→ Source records
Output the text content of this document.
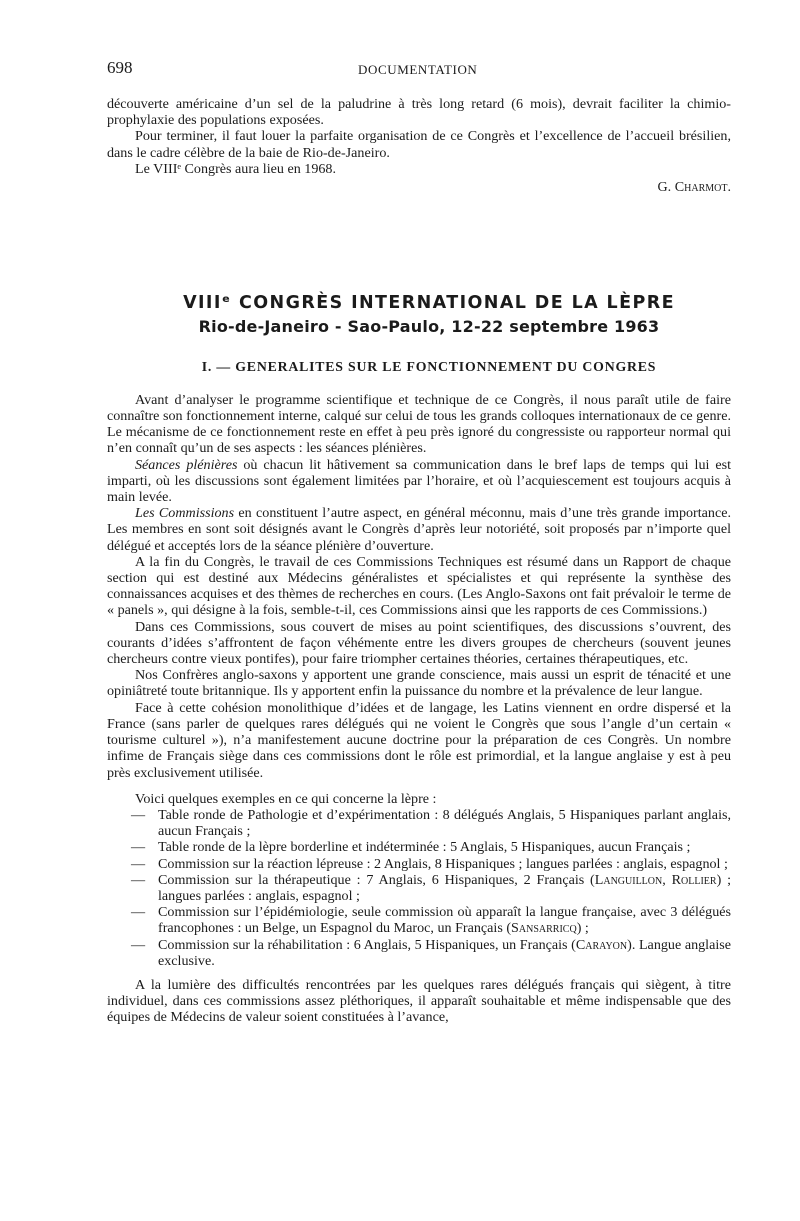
698	DOCUMENTATION

découverte américaine d’un sel de la paludrine à très long retard (6 mois), devrait faciliter la chimio-prophylaxie des populations exposées.

Pour terminer, il faut louer la parfaite organisation de ce Congrès et l’excellence de l’accueil brésilien, dans le cadre célèbre de la baie de Rio-de-Janeiro.

Le VIIIᵉ Congrès aura lieu en 1968.

G. Charmot.

VIIIᵉ CONGRÈS INTERNATIONAL DE LA LÈPRE
Rio-de-Janeiro - Sao-Paulo, 12-22 septembre 1963
I. — GENERALITES SUR LE FONCTIONNEMENT DU CONGRES

Avant d’analyser le programme scientifique et technique de ce Congrès, il nous paraît utile de faire connaître son fonctionnement interne, calqué sur celui de tous les grands colloques internationaux de ce genre. Le mécanisme de ce fonctionnement reste en effet à peu près ignoré du congressiste ou rapporteur normal qui n’en connaît qu’un de ses aspects : les séances plénières.

Séances plénières où chacun lit hâtivement sa communication dans le bref laps de temps qui lui est imparti, où les discussions sont également limitées par l’horaire, et où l’acquiescement est toujours acquis à main levée.

Les Commissions en constituent l’autre aspect, en général méconnu, mais d’une très grande importance. Les membres en sont soit désignés avant le Congrès d’après leur notoriété, soit proposés par n’importe quel délégué et acceptés lors de la séance plénière d’ouverture.

A la fin du Congrès, le travail de ces Commissions Techniques est résumé dans un Rapport de chaque section qui est destiné aux Médecins généralistes et spécialistes et qui représente la synthèse des connaissances acquises et des thèmes de recherches en cours. (Les Anglo-Saxons ont fait prévaloir le terme de « panels », qui désigne à la fois, semble-t-il, ces Commissions ainsi que les rapports de ces Commissions.)

Dans ces Commissions, sous couvert de mises au point scientifiques, des discussions s’ouvrent, des courants d’idées s’affrontent de façon véhémente entre les divers groupes de chercheurs (souvent jeunes chercheurs contre vieux pontifes), pour faire triompher certaines théories, certaines thérapeutiques, etc.

Nos Confrères anglo-saxons y apportent une grande conscience, mais aussi un esprit de ténacité et une opiniâtreté toute britannique. Ils y apportent enfin la puissance du nombre et la prévalence de leur langue.

Face à cette cohésion monolithique d’idées et de langage, les Latins viennent en ordre dispersé et la France (sans parler de quelques rares délégués qui ne voient le Congrès que sous l’angle d’un certain « tourisme culturel »), n’a manifestement aucune doctrine pour la préparation de ces Congrès. Un nombre infime de Français siège dans ces commissions dont le rôle est primordial, et la langue anglaise y est à peu près exclusivement utilisée.

Voici quelques exemples en ce qui concerne la lèpre :

— Table ronde de Pathologie et d’expérimentation : 8 délégués Anglais, 5 Hispaniques parlant anglais, aucun Français ;
— Table ronde de la lèpre borderline et indéterminée : 5 Anglais, 5 Hispaniques, aucun Français ;
— Commission sur la réaction lépreuse : 2 Anglais, 8 Hispaniques ; langues parlées : anglais, espagnol ;
— Commission sur la thérapeutique : 7 Anglais, 6 Hispaniques, 2 Français (Languillon, Rollier) ; langues parlées : anglais, espagnol ;
— Commission sur l’épidémiologie, seule commission où apparaît la langue française, avec 3 délégués francophones : un Belge, un Espagnol du Maroc, un Français (Sansarricq) ;
— Commission sur la réhabilitation : 6 Anglais, 5 Hispaniques, un Français (Carayon). Langue anglaise exclusive.

A la lumière des difficultés rencontrées par les quelques rares délégués français qui siègent, à titre individuel, dans ces commissions assez pléthoriques, il apparaît souhaitable et même indispensable que des équipes de Médecins de valeur soient constituées à l’avance,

→ Given request
Each record above is to be restated exactly, with its pictures removed from the copy.

→ Task solution
Output the text content of this document.
698	DOCUMENTATION

découverte américaine d’un sel de la paludrine à très long retard (6 mois), devrait faciliter la chimio-prophylaxie des populations exposées.

Pour terminer, il faut louer la parfaite organisation de ce Congrès et l’excellence de l’accueil brésilien, dans le cadre célèbre de la baie de Rio-de-Janeiro.

Le VIIIᵉ Congrès aura lieu en 1968.

G. Charmot.

VIIIᵉ CONGRÈS INTERNATIONAL DE LA LÈPRE
Rio-de-Janeiro - Sao-Paulo, 12-22 septembre 1963
I. — GENERALITES SUR LE FONCTIONNEMENT DU CONGRES

Avant d’analyser le programme scientifique et technique de ce Congrès, il nous paraît utile de faire connaître son fonctionnement interne, calqué sur celui de tous les grands colloques internationaux de ce genre. Le mécanisme de ce fonctionnement reste en effet à peu près ignoré du congressiste ou rapporteur normal qui n’en connaît qu’un de ses aspects : les séances plénières.

Séances plénières où chacun lit hâtivement sa communication dans le bref laps de temps qui lui est imparti, où les discussions sont également limitées par l’horaire, et où l’acquiescement est toujours acquis à main levée.

Les Commissions en constituent l’autre aspect, en général méconnu, mais d’une très grande importance. Les membres en sont soit désignés avant le Congrès d’après leur notoriété, soit proposés par n’importe quel délégué et acceptés lors de la séance plénière d’ouverture.

A la fin du Congrès, le travail de ces Commissions Techniques est résumé dans un Rapport de chaque section qui est destiné aux Médecins généralistes et spécialistes et qui représente la synthèse des connaissances acquises et des thèmes de recherches en cours. (Les Anglo-Saxons ont fait prévaloir le terme de « panels », qui désigne à la fois, semble-t-il, ces Commissions ainsi que les rapports de ces Commissions.)

Dans ces Commissions, sous couvert de mises au point scientifiques, des discussions s’ouvrent, des courants d’idées s’affrontent de façon véhémente entre les divers groupes de chercheurs (souvent jeunes chercheurs contre vieux pontifes), pour faire triompher certaines théories, certaines thérapeutiques, etc.

Nos Confrères anglo-saxons y apportent une grande conscience, mais aussi un esprit de ténacité et une opiniâtreté toute britannique. Ils y apportent enfin la puissance du nombre et la prévalence de leur langue.

Face à cette cohésion monolithique d’idées et de langage, les Latins viennent en ordre dispersé et la France (sans parler de quelques rares délégués qui ne voient le Congrès que sous l’angle d’un certain « tourisme culturel »), n’a manifestement aucune doctrine pour la préparation de ces Congrès. Un nombre infime de Français siège dans ces commissions dont le rôle est primordial, et la langue anglaise y est à peu près exclusivement utilisée.

Voici quelques exemples en ce qui concerne la lèpre :

— Table ronde de Pathologie et d’expérimentation : 8 délégués Anglais, 5 Hispaniques parlant anglais, aucun Français ;
— Table ronde de la lèpre borderline et indéterminée : 5 Anglais, 5 Hispaniques, aucun Français ;
— Commission sur la réaction lépreuse : 2 Anglais, 8 Hispaniques ; langues parlées : anglais, espagnol ;
— Commission sur la thérapeutique : 7 Anglais, 6 Hispaniques, 2 Français (Languillon, Rollier) ; langues parlées : anglais, espagnol ;
— Commission sur l’épidémiologie, seule commission où apparaît la langue française, avec 3 délégués francophones : un Belge, un Espagnol du Maroc, un Français (Sansarricq) ;
— Commission sur la réhabilitation : 6 Anglais, 5 Hispaniques, un Français (Carayon). Langue anglaise exclusive.

A la lumière des difficultés rencontrées par les quelques rares délégués français qui siègent, à titre individuel, dans ces commissions assez pléthoriques, il apparaît souhaitable et même indispensable que des équipes de Médecins de valeur soient constituées à l’avance,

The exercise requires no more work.